--- start of Stored data ---
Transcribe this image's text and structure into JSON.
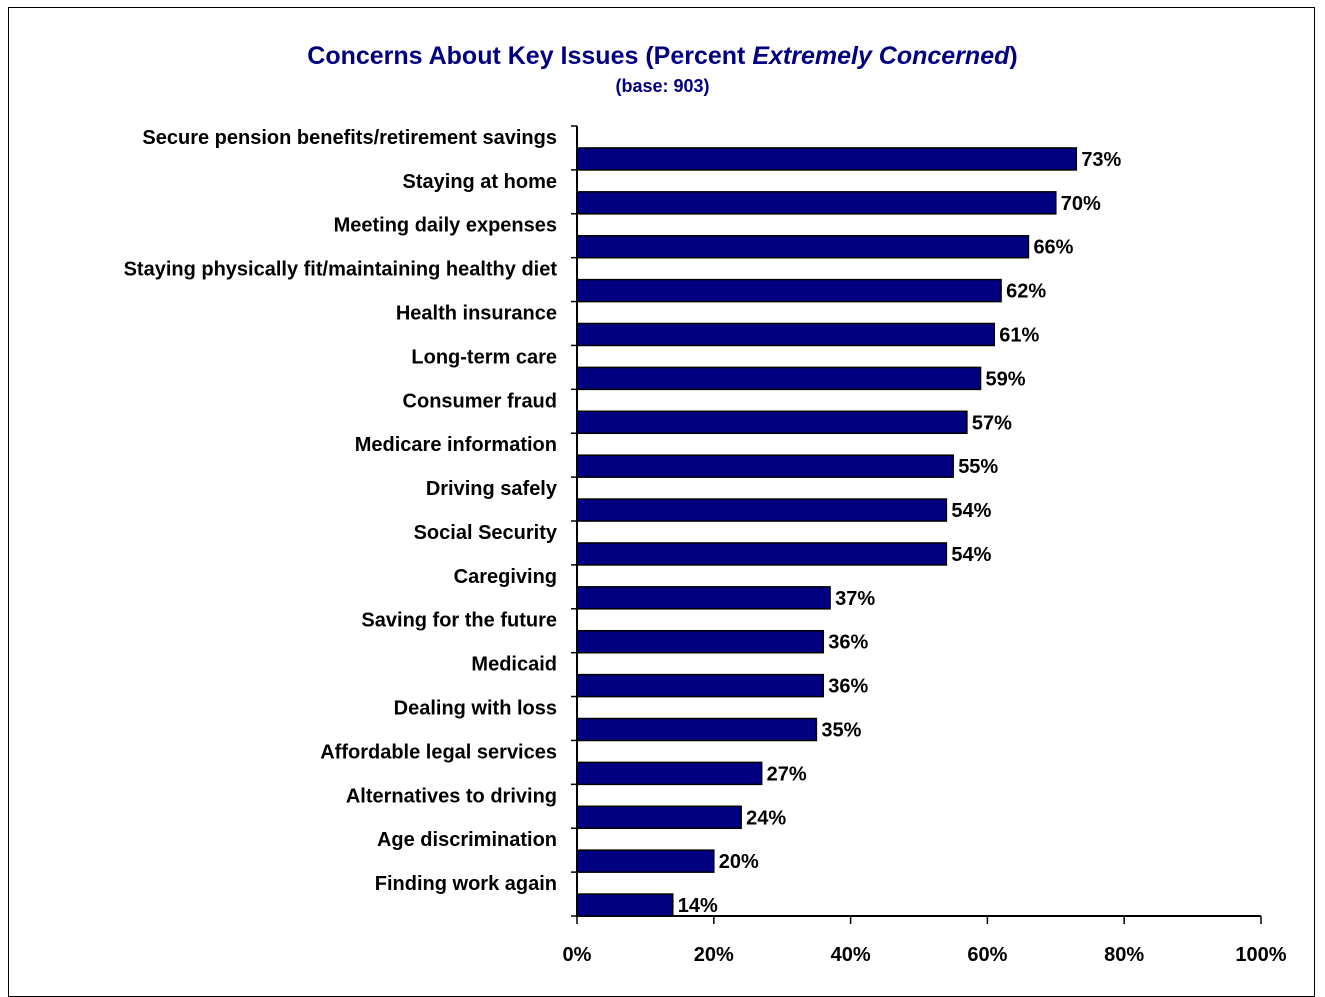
{
  "chart_data": {
    "type": "bar",
    "orientation": "horizontal",
    "title_main": "Concerns About Key Issues (Percent ",
    "title_italic": "Extremely Concerned",
    "title_end": ")",
    "subtitle": "(base: 903)",
    "categories": [
      "Secure pension benefits/retirement savings",
      "Staying at home",
      "Meeting daily expenses",
      "Staying physically fit/maintaining healthy diet",
      "Health insurance",
      "Long-term care",
      "Consumer fraud",
      "Medicare information",
      "Driving safely",
      "Social Security",
      "Caregiving",
      "Saving for the future",
      "Medicaid",
      "Dealing with loss",
      "Affordable legal services",
      "Alternatives to driving",
      "Age discrimination",
      "Finding work again"
    ],
    "values": [
      73,
      70,
      66,
      62,
      61,
      59,
      57,
      55,
      54,
      54,
      37,
      36,
      36,
      35,
      27,
      24,
      20,
      14
    ],
    "value_labels": [
      "73%",
      "70%",
      "66%",
      "62%",
      "61%",
      "59%",
      "57%",
      "55%",
      "54%",
      "54%",
      "37%",
      "36%",
      "36%",
      "35%",
      "27%",
      "24%",
      "20%",
      "14%"
    ],
    "x_ticks": [
      "0%",
      "20%",
      "40%",
      "60%",
      "80%",
      "100%"
    ],
    "xlim": [
      0,
      100
    ],
    "grid": false,
    "legend": "none",
    "bar_color": "#000080",
    "title_color": "#000080"
  }
}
--- end of Stored data ---
All of the material above needs to be restated exactly, with no pictures.

-- Task solution --
Transcribe this image's text and structure into JSON.
{
  "chart_data": {
    "type": "bar",
    "orientation": "horizontal",
    "title_main": "Concerns About Key Issues (Percent ",
    "title_italic": "Extremely Concerned",
    "title_end": ")",
    "subtitle": "(base: 903)",
    "categories": [
      "Secure pension benefits/retirement savings",
      "Staying at home",
      "Meeting daily expenses",
      "Staying physically fit/maintaining healthy diet",
      "Health insurance",
      "Long-term care",
      "Consumer fraud",
      "Medicare information",
      "Driving safely",
      "Social Security",
      "Caregiving",
      "Saving for the future",
      "Medicaid",
      "Dealing with loss",
      "Affordable legal services",
      "Alternatives to driving",
      "Age discrimination",
      "Finding work again"
    ],
    "values": [
      73,
      70,
      66,
      62,
      61,
      59,
      57,
      55,
      54,
      54,
      37,
      36,
      36,
      35,
      27,
      24,
      20,
      14
    ],
    "value_labels": [
      "73%",
      "70%",
      "66%",
      "62%",
      "61%",
      "59%",
      "57%",
      "55%",
      "54%",
      "54%",
      "37%",
      "36%",
      "36%",
      "35%",
      "27%",
      "24%",
      "20%",
      "14%"
    ],
    "x_ticks": [
      "0%",
      "20%",
      "40%",
      "60%",
      "80%",
      "100%"
    ],
    "xlim": [
      0,
      100
    ],
    "grid": false,
    "legend": "none",
    "bar_color": "#000080",
    "title_color": "#000080"
  }
}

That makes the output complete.